• Instruction: Provide an exact transcription of all the records.

== Dataset records ==

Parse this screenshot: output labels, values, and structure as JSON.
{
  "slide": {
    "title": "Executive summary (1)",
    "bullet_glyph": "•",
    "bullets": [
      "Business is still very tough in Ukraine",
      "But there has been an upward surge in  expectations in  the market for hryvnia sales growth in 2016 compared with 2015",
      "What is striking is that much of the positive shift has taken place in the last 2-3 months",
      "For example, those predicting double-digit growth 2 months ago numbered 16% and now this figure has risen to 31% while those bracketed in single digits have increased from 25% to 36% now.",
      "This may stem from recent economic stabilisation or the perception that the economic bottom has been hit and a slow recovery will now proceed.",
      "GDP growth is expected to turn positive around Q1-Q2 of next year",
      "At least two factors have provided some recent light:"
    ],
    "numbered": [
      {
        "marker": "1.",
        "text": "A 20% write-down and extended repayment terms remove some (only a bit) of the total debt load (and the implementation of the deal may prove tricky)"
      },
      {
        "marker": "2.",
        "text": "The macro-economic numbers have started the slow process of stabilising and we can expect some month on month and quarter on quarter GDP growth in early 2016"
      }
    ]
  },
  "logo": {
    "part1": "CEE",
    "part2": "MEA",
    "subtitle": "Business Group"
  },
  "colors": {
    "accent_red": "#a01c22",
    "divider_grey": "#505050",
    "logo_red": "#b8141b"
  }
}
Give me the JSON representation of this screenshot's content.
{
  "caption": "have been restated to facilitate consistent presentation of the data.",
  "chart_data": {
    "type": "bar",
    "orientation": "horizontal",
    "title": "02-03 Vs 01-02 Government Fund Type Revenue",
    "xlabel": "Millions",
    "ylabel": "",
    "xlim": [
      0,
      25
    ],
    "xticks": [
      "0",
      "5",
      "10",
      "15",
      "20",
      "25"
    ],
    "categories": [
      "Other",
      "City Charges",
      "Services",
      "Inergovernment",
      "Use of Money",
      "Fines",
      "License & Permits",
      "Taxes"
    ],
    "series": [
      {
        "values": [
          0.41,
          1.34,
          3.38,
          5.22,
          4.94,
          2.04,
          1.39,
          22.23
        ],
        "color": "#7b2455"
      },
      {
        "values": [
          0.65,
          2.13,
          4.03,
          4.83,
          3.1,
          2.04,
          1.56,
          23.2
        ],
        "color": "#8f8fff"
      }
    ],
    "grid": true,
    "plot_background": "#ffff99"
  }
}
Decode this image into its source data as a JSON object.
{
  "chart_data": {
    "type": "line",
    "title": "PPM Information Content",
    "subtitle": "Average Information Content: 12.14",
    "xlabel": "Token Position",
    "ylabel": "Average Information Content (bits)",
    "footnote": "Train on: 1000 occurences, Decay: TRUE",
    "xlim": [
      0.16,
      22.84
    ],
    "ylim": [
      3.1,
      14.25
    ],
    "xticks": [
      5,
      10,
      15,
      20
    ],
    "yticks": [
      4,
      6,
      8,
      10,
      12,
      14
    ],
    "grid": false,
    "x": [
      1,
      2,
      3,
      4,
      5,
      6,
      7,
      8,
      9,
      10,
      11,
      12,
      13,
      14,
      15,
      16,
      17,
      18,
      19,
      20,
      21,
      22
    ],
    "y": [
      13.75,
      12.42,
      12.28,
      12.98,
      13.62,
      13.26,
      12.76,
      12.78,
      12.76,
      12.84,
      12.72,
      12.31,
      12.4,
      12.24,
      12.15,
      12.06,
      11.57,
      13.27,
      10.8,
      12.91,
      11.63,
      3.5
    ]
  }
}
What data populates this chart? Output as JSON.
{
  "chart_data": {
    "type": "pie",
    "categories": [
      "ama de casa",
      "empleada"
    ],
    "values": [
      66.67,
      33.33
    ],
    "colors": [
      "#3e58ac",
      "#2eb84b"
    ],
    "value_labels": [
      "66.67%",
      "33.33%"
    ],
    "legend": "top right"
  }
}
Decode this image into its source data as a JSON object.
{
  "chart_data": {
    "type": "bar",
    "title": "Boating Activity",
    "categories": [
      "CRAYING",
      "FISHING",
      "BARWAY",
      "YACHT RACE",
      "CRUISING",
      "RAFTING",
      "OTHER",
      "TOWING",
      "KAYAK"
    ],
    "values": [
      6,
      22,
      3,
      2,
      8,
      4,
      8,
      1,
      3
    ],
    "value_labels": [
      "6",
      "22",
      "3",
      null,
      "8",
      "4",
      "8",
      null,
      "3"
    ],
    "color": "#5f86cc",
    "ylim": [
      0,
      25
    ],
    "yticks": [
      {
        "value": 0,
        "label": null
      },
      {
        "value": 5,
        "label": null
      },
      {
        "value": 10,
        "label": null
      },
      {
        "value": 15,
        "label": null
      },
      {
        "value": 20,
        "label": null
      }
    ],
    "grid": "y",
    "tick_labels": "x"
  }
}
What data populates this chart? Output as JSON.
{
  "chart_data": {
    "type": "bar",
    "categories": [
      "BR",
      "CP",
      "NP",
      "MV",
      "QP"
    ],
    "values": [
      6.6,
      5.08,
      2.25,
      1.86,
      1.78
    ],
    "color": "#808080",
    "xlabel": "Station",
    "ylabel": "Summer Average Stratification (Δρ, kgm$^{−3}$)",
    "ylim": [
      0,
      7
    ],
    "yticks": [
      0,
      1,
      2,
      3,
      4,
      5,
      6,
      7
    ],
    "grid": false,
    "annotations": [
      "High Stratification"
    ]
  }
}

===

• Result of the exercise:
Parse this screenshot: output labels, values, and structure as JSON.
{
  "slide": {
    "title": "Executive summary (1)",
    "bullet_glyph": "•",
    "bullets": [
      "Business is still very tough in Ukraine",
      "But there has been an upward surge in  expectations in  the market for hryvnia sales growth in 2016 compared with 2015",
      "What is striking is that much of the positive shift has taken place in the last 2-3 months",
      "For example, those predicting double-digit growth 2 months ago numbered 16% and now this figure has risen to 31% while those bracketed in single digits have increased from 25% to 36% now.",
      "This may stem from recent economic stabilisation or the perception that the economic bottom has been hit and a slow recovery will now proceed.",
      "GDP growth is expected to turn positive around Q1-Q2 of next year",
      "At least two factors have provided some recent light:"
    ],
    "numbered": [
      {
        "marker": "1.",
        "text": "A 20% write-down and extended repayment terms remove some (only a bit) of the total debt load (and the implementation of the deal may prove tricky)"
      },
      {
        "marker": "2.",
        "text": "The macro-economic numbers have started the slow process of stabilising and we can expect some month on month and quarter on quarter GDP growth in early 2016"
      }
    ]
  },
  "logo": {
    "part1": "CEE",
    "part2": "MEA",
    "subtitle": "Business Group"
  },
  "colors": {
    "accent_red": "#a01c22",
    "divider_grey": "#505050",
    "logo_red": "#b8141b"
  }
}
Give me the JSON representation of this screenshot's content.
{
  "caption": "have been restated to facilitate consistent presentation of the data.",
  "chart_data": {
    "type": "bar",
    "orientation": "horizontal",
    "title": "02-03 Vs 01-02 Government Fund Type Revenue",
    "xlabel": "Millions",
    "ylabel": "",
    "xlim": [
      0,
      25
    ],
    "xticks": [
      "0",
      "5",
      "10",
      "15",
      "20",
      "25"
    ],
    "categories": [
      "Other",
      "City Charges",
      "Services",
      "Inergovernment",
      "Use of Money",
      "Fines",
      "License & Permits",
      "Taxes"
    ],
    "series": [
      {
        "values": [
          0.41,
          1.34,
          3.38,
          5.22,
          4.94,
          2.04,
          1.39,
          22.23
        ],
        "color": "#7b2455"
      },
      {
        "values": [
          0.65,
          2.13,
          4.03,
          4.83,
          3.1,
          2.04,
          1.56,
          23.2
        ],
        "color": "#8f8fff"
      }
    ],
    "grid": true,
    "plot_background": "#ffff99"
  }
}
Decode this image into its source data as a JSON object.
{
  "chart_data": {
    "type": "line",
    "title": "PPM Information Content",
    "subtitle": "Average Information Content: 12.14",
    "xlabel": "Token Position",
    "ylabel": "Average Information Content (bits)",
    "footnote": "Train on: 1000 occurences, Decay: TRUE",
    "xlim": [
      0.16,
      22.84
    ],
    "ylim": [
      3.1,
      14.25
    ],
    "xticks": [
      5,
      10,
      15,
      20
    ],
    "yticks": [
      4,
      6,
      8,
      10,
      12,
      14
    ],
    "grid": false,
    "x": [
      1,
      2,
      3,
      4,
      5,
      6,
      7,
      8,
      9,
      10,
      11,
      12,
      13,
      14,
      15,
      16,
      17,
      18,
      19,
      20,
      21,
      22
    ],
    "y": [
      13.75,
      12.42,
      12.28,
      12.98,
      13.62,
      13.26,
      12.76,
      12.78,
      12.76,
      12.84,
      12.72,
      12.31,
      12.4,
      12.24,
      12.15,
      12.06,
      11.57,
      13.27,
      10.8,
      12.91,
      11.63,
      3.5
    ]
  }
}
What data populates this chart? Output as JSON.
{
  "chart_data": {
    "type": "pie",
    "categories": [
      "ama de casa",
      "empleada"
    ],
    "values": [
      66.67,
      33.33
    ],
    "colors": [
      "#3e58ac",
      "#2eb84b"
    ],
    "value_labels": [
      "66.67%",
      "33.33%"
    ],
    "legend": "top right"
  }
}
Decode this image into its source data as a JSON object.
{
  "chart_data": {
    "type": "bar",
    "title": "Boating Activity",
    "categories": [
      "CRAYING",
      "FISHING",
      "BARWAY",
      "YACHT RACE",
      "CRUISING",
      "RAFTING",
      "OTHER",
      "TOWING",
      "KAYAK"
    ],
    "values": [
      6,
      22,
      3,
      2,
      8,
      4,
      8,
      1,
      3
    ],
    "value_labels": [
      "6",
      "22",
      "3",
      null,
      "8",
      "4",
      "8",
      null,
      "3"
    ],
    "color": "#5f86cc",
    "ylim": [
      0,
      25
    ],
    "yticks": [
      {
        "value": 0,
        "label": null
      },
      {
        "value": 5,
        "label": null
      },
      {
        "value": 10,
        "label": null
      },
      {
        "value": 15,
        "label": null
      },
      {
        "value": 20,
        "label": null
      }
    ],
    "grid": "y",
    "tick_labels": "x"
  }
}
What data populates this chart? Output as JSON.
{
  "chart_data": {
    "type": "bar",
    "categories": [
      "BR",
      "CP",
      "NP",
      "MV",
      "QP"
    ],
    "values": [
      6.6,
      5.08,
      2.25,
      1.86,
      1.78
    ],
    "color": "#808080",
    "xlabel": "Station",
    "ylabel": "Summer Average Stratification (Δρ, kgm$^{−3}$)",
    "ylim": [
      0,
      7
    ],
    "yticks": [
      0,
      1,
      2,
      3,
      4,
      5,
      6,
      7
    ],
    "grid": false,
    "annotations": [
      "High Stratification"
    ]
  }
}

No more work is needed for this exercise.